The task:
Your answer must consist of every line from the data below that includes the word "Ursula".

Records for this task:
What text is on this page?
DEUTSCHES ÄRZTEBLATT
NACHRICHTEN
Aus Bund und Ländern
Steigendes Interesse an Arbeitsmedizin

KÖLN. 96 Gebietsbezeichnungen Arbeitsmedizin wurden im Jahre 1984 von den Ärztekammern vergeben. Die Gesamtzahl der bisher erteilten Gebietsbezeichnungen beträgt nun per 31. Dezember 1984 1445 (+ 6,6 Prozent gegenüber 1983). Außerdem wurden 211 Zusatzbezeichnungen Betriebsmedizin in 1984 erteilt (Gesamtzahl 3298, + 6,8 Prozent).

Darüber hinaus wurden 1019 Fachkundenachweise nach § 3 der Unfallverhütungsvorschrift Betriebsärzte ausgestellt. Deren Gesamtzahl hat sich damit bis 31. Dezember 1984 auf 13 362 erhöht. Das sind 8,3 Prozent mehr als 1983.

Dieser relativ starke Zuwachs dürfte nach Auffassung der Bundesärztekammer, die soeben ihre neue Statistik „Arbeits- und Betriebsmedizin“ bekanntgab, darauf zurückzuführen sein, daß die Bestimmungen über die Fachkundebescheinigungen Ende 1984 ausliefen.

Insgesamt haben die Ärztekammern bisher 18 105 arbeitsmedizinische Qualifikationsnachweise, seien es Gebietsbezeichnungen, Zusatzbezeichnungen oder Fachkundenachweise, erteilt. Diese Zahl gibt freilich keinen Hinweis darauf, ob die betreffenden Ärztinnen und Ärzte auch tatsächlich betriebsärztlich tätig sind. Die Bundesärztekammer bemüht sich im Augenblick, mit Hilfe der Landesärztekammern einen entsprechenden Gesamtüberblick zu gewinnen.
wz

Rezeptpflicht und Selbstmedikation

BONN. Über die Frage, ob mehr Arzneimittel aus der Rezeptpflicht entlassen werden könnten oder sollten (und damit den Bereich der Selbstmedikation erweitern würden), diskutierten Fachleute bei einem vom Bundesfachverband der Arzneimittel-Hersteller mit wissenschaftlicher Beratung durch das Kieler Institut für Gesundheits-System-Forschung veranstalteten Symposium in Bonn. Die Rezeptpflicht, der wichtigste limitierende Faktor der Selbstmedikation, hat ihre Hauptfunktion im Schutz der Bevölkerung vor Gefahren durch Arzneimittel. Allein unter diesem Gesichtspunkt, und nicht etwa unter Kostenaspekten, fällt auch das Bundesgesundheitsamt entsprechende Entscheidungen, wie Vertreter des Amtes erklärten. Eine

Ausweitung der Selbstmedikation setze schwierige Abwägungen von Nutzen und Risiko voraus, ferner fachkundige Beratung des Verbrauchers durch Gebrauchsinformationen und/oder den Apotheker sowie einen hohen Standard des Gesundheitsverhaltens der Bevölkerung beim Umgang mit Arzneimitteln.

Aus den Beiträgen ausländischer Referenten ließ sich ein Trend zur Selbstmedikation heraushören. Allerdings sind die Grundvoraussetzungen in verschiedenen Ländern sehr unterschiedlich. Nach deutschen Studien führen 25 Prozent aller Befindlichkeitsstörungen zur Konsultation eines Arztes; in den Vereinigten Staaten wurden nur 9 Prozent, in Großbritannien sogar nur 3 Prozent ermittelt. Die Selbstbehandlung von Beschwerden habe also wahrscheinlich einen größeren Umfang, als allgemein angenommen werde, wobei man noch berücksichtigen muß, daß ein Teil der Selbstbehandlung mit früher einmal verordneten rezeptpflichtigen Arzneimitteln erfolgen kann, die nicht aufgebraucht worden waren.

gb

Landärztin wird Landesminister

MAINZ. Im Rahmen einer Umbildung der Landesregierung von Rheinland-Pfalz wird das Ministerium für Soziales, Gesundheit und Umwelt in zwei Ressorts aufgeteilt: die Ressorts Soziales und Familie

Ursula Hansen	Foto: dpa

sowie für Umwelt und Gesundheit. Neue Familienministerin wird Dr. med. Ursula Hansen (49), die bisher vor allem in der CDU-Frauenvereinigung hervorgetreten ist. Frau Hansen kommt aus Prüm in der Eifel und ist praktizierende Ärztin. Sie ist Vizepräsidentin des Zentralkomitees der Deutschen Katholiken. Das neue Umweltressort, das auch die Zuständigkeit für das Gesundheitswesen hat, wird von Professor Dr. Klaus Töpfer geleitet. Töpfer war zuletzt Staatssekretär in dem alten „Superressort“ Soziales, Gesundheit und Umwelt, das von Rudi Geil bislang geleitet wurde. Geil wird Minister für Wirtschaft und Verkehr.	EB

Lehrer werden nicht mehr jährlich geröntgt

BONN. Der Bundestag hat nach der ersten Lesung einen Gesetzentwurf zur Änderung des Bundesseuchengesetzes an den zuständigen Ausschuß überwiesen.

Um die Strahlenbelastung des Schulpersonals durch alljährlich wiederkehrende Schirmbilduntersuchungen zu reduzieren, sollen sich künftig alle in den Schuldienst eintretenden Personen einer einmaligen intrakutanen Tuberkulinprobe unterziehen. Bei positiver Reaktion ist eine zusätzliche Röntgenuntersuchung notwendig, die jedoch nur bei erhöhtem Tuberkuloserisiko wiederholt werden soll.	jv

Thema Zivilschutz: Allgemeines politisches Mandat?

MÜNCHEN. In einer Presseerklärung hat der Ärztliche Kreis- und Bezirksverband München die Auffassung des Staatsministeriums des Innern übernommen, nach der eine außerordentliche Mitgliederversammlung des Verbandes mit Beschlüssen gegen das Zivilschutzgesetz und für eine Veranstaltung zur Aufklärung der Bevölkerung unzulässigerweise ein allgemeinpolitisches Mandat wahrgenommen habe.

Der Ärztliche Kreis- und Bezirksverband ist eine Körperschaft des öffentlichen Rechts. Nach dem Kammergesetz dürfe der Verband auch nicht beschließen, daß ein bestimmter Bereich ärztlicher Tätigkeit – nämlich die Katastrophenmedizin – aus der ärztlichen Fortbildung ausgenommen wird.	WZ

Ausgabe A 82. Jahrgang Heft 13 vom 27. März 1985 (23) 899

Your solution:
Ursula Hansen	Foto: dpa
sowie für Umwelt und Gesundheit. Neue Familienministerin wird Dr. med. Ursula Hansen (49), die bisher vor allem in der CDU-Frauenvereinigung hervorgetreten ist. Frau Hansen kommt aus Prüm in der Eifel und ist praktizierende Ärztin. Sie ist Vizepräsidentin des Zentralkomitees der Deutschen Katholiken. Das neue Umweltressort, das auch die Zuständigkeit für das Gesundheitswesen hat, wird von Professor Dr. Klaus Töpfer geleitet. Töpfer war zuletzt Staatssekretär in dem alten „Superressort“ Soziales, Gesundheit und Umwelt, das von Rudi Geil bislang geleitet wurde. Geil wird Minister für Wirtschaft und Verkehr.	EB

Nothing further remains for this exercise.